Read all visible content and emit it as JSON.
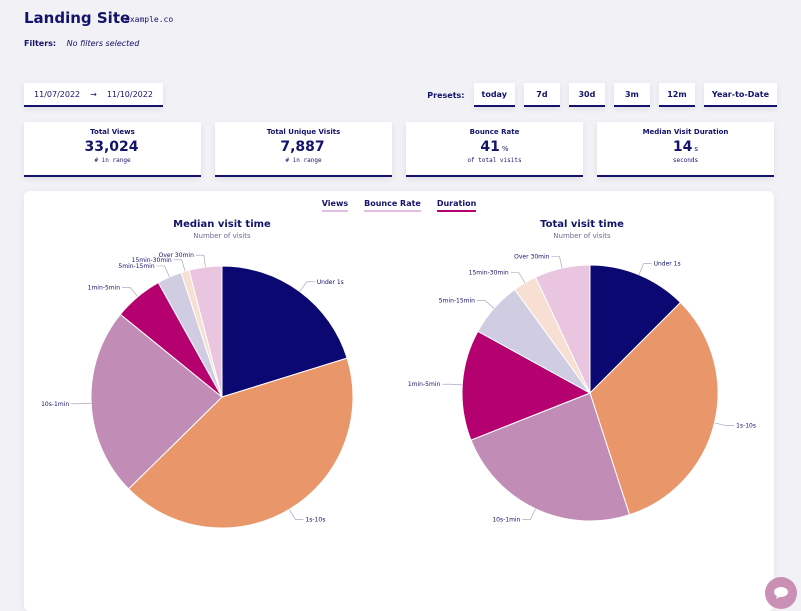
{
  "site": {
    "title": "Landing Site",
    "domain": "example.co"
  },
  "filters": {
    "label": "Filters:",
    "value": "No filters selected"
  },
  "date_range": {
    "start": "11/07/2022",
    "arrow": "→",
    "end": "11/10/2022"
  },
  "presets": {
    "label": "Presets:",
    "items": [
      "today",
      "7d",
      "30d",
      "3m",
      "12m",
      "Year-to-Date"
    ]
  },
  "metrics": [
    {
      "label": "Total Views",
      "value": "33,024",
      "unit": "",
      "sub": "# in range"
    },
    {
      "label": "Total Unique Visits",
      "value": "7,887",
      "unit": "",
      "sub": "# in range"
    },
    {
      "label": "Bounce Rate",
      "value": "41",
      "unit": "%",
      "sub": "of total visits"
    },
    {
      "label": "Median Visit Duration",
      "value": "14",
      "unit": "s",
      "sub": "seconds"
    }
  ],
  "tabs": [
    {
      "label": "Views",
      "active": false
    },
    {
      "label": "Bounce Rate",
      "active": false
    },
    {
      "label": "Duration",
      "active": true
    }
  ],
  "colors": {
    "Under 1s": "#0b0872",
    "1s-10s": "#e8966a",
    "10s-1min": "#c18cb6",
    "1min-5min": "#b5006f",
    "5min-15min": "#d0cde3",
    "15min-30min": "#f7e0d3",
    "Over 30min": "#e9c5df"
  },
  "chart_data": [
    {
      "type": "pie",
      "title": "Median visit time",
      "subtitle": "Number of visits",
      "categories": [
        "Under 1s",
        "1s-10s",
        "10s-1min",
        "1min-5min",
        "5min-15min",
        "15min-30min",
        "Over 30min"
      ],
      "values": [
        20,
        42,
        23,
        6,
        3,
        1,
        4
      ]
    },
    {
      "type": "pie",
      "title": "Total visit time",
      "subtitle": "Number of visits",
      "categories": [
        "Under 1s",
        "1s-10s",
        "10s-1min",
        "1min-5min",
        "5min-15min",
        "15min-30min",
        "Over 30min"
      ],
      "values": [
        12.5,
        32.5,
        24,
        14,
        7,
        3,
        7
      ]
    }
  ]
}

=-=-=-=-=

### Your instructions
Without the pictures, return all the records precisely as they stand.

### Complete output
Read all visible content and emit it as JSON.
{
  "site": {
    "title": "Landing Site",
    "domain": "example.co"
  },
  "filters": {
    "label": "Filters:",
    "value": "No filters selected"
  },
  "date_range": {
    "start": "11/07/2022",
    "arrow": "→",
    "end": "11/10/2022"
  },
  "presets": {
    "label": "Presets:",
    "items": [
      "today",
      "7d",
      "30d",
      "3m",
      "12m",
      "Year-to-Date"
    ]
  },
  "metrics": [
    {
      "label": "Total Views",
      "value": "33,024",
      "unit": "",
      "sub": "# in range"
    },
    {
      "label": "Total Unique Visits",
      "value": "7,887",
      "unit": "",
      "sub": "# in range"
    },
    {
      "label": "Bounce Rate",
      "value": "41",
      "unit": "%",
      "sub": "of total visits"
    },
    {
      "label": "Median Visit Duration",
      "value": "14",
      "unit": "s",
      "sub": "seconds"
    }
  ],
  "tabs": [
    {
      "label": "Views",
      "active": false
    },
    {
      "label": "Bounce Rate",
      "active": false
    },
    {
      "label": "Duration",
      "active": true
    }
  ],
  "colors": {
    "Under 1s": "#0b0872",
    "1s-10s": "#e8966a",
    "10s-1min": "#c18cb6",
    "1min-5min": "#b5006f",
    "5min-15min": "#d0cde3",
    "15min-30min": "#f7e0d3",
    "Over 30min": "#e9c5df"
  },
  "chart_data": [
    {
      "type": "pie",
      "title": "Median visit time",
      "subtitle": "Number of visits",
      "categories": [
        "Under 1s",
        "1s-10s",
        "10s-1min",
        "1min-5min",
        "5min-15min",
        "15min-30min",
        "Over 30min"
      ],
      "values": [
        20,
        42,
        23,
        6,
        3,
        1,
        4
      ]
    },
    {
      "type": "pie",
      "title": "Total visit time",
      "subtitle": "Number of visits",
      "categories": [
        "Under 1s",
        "1s-10s",
        "10s-1min",
        "1min-5min",
        "5min-15min",
        "15min-30min",
        "Over 30min"
      ],
      "values": [
        12.5,
        32.5,
        24,
        14,
        7,
        3,
        7
      ]
    }
  ]
}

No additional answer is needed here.